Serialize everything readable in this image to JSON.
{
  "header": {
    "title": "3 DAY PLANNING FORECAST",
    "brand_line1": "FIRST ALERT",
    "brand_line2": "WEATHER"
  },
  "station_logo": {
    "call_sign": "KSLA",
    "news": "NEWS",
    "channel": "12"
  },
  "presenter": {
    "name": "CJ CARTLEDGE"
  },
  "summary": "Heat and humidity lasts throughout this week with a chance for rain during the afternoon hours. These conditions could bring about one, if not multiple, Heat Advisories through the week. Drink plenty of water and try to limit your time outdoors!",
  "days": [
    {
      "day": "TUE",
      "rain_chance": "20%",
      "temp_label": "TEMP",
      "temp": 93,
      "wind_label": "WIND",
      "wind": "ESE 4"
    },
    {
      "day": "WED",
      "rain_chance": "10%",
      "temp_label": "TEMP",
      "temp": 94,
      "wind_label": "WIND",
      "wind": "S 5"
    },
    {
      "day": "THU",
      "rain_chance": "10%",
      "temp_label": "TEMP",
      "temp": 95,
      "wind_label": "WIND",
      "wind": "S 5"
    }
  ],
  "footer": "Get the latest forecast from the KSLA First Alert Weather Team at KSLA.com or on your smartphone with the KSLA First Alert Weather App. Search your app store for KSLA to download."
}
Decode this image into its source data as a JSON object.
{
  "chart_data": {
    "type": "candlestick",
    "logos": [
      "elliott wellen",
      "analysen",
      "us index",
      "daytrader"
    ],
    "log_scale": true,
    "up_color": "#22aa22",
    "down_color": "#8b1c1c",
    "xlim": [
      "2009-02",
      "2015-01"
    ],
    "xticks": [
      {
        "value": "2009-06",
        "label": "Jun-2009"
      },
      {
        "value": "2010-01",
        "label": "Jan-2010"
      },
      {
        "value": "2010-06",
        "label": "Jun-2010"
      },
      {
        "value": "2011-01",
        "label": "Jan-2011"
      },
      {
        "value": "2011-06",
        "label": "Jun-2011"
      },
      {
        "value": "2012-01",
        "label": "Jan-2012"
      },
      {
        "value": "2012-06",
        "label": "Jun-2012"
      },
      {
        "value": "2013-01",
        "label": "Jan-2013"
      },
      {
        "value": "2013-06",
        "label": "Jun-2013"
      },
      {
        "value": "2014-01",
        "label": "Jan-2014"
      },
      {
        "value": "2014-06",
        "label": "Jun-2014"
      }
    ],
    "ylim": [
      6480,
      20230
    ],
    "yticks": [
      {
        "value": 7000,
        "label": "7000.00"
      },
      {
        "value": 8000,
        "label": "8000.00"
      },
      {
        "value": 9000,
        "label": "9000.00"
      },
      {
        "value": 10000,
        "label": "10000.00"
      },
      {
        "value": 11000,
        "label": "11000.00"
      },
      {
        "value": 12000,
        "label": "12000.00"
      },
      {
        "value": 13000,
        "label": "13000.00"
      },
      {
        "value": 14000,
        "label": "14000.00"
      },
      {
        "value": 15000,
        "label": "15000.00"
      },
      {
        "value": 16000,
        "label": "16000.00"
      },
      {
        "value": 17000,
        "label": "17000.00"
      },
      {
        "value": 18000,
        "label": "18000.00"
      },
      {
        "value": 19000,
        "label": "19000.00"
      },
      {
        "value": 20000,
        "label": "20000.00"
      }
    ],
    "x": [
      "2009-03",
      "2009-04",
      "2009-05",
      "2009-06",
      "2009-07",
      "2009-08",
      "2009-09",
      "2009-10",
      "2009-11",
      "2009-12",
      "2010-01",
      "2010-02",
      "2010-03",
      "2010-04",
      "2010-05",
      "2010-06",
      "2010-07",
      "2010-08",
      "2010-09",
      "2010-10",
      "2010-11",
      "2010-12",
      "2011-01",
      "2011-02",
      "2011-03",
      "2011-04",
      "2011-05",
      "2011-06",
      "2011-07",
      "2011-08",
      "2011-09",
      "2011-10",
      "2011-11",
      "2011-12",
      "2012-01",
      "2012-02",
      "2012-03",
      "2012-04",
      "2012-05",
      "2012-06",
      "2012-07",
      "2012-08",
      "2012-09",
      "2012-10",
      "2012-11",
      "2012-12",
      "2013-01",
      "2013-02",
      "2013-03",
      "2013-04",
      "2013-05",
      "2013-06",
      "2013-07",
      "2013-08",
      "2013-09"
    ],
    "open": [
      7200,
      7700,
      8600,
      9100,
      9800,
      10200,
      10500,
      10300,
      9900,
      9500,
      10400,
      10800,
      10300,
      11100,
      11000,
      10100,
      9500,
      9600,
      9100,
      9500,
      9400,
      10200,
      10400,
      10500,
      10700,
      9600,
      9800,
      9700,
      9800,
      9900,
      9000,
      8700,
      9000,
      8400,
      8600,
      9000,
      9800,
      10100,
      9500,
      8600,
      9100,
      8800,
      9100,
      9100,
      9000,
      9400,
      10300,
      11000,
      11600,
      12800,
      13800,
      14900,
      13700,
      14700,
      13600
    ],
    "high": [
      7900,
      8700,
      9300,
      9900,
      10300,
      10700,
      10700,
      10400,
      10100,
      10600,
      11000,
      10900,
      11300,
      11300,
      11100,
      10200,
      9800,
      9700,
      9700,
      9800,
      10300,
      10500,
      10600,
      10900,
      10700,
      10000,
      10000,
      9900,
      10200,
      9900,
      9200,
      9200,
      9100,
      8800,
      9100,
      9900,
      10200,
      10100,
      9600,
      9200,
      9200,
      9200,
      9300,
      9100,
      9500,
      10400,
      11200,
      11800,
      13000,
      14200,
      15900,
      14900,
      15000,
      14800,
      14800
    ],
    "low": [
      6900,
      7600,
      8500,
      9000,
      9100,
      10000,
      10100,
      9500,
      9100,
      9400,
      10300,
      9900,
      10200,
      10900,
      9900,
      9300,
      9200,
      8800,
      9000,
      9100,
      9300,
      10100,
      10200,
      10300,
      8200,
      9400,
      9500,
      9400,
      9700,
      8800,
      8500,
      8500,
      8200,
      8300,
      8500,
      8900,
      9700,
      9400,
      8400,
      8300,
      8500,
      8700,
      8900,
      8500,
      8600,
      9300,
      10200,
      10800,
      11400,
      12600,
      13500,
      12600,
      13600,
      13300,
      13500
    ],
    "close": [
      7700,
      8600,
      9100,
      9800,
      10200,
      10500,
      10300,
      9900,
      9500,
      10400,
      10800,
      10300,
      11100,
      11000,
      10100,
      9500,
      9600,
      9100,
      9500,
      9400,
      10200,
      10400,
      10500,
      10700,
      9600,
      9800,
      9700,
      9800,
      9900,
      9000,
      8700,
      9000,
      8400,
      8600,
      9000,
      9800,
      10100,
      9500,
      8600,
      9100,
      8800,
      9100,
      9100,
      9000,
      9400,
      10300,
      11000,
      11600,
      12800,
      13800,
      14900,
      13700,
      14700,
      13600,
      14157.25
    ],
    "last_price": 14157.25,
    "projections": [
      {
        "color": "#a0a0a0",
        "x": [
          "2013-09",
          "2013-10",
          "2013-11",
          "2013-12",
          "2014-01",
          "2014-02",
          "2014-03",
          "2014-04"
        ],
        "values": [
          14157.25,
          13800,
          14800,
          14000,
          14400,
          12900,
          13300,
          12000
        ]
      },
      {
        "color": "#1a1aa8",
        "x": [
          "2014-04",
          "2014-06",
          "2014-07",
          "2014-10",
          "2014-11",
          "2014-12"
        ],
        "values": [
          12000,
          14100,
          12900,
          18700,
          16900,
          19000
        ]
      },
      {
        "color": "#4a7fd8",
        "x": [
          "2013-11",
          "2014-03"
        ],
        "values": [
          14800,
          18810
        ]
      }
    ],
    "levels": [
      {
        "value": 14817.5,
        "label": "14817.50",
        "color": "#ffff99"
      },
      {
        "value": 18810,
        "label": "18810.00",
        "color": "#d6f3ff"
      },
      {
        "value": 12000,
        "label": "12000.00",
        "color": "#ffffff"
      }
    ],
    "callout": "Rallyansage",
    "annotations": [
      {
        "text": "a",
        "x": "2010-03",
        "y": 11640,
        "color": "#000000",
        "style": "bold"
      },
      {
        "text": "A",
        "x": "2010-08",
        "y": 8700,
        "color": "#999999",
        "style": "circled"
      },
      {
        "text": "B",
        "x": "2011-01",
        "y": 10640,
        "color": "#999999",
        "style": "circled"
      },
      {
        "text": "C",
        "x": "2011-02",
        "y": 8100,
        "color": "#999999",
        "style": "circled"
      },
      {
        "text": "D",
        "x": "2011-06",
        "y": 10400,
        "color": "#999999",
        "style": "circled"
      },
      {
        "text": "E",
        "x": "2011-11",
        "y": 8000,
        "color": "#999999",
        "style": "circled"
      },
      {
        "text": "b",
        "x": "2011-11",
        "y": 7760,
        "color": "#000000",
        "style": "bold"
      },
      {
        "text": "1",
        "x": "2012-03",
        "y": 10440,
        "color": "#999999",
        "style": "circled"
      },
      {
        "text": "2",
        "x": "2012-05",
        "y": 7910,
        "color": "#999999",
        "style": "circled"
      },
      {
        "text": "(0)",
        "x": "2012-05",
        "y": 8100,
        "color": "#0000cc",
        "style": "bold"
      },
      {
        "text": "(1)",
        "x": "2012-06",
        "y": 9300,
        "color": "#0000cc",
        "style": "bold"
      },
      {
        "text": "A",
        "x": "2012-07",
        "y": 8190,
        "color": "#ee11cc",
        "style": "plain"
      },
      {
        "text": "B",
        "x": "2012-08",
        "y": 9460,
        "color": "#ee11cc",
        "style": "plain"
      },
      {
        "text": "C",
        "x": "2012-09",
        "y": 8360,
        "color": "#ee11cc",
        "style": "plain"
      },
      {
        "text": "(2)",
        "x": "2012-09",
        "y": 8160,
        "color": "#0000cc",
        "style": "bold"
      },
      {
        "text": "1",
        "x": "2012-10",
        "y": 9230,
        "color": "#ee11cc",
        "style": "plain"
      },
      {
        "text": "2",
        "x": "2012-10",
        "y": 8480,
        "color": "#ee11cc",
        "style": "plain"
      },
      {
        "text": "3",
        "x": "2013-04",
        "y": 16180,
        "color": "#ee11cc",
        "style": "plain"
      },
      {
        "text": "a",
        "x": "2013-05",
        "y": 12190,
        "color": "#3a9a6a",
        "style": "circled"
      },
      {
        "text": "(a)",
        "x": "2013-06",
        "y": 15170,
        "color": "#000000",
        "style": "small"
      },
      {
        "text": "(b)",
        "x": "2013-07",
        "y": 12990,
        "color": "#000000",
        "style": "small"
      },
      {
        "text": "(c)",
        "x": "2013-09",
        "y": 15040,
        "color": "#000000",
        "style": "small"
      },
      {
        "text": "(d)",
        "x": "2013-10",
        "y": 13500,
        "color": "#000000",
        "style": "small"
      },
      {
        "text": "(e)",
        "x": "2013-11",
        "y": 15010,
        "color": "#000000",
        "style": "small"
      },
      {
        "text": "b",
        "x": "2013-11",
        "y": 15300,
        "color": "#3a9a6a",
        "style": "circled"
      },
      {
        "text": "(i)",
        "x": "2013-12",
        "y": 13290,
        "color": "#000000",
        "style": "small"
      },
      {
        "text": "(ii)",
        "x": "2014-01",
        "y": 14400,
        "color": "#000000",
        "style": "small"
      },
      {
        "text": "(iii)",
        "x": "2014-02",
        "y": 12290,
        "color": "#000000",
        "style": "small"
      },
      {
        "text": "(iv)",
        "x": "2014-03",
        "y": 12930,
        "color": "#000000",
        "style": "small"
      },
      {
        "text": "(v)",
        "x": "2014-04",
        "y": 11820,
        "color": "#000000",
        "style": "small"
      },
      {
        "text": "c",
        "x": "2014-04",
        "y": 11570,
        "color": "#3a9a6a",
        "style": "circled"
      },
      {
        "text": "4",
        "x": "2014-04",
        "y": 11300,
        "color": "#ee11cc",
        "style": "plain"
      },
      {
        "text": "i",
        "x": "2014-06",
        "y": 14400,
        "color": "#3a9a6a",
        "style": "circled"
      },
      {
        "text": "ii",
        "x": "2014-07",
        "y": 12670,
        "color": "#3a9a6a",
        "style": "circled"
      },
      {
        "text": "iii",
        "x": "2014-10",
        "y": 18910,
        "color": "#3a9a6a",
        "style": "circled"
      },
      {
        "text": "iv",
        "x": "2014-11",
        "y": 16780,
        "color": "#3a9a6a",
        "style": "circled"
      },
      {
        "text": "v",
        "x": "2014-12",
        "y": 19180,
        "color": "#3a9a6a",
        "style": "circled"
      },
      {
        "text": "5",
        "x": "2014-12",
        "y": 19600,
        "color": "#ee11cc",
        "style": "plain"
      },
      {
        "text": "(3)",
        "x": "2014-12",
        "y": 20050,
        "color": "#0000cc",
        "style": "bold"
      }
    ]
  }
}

───

- Required task -
List the lines of the material in which the word "JSON" occurs.

- Answer to the task -
Serialize everything readable in this image to JSON.
Decode this image into its source data as a JSON object.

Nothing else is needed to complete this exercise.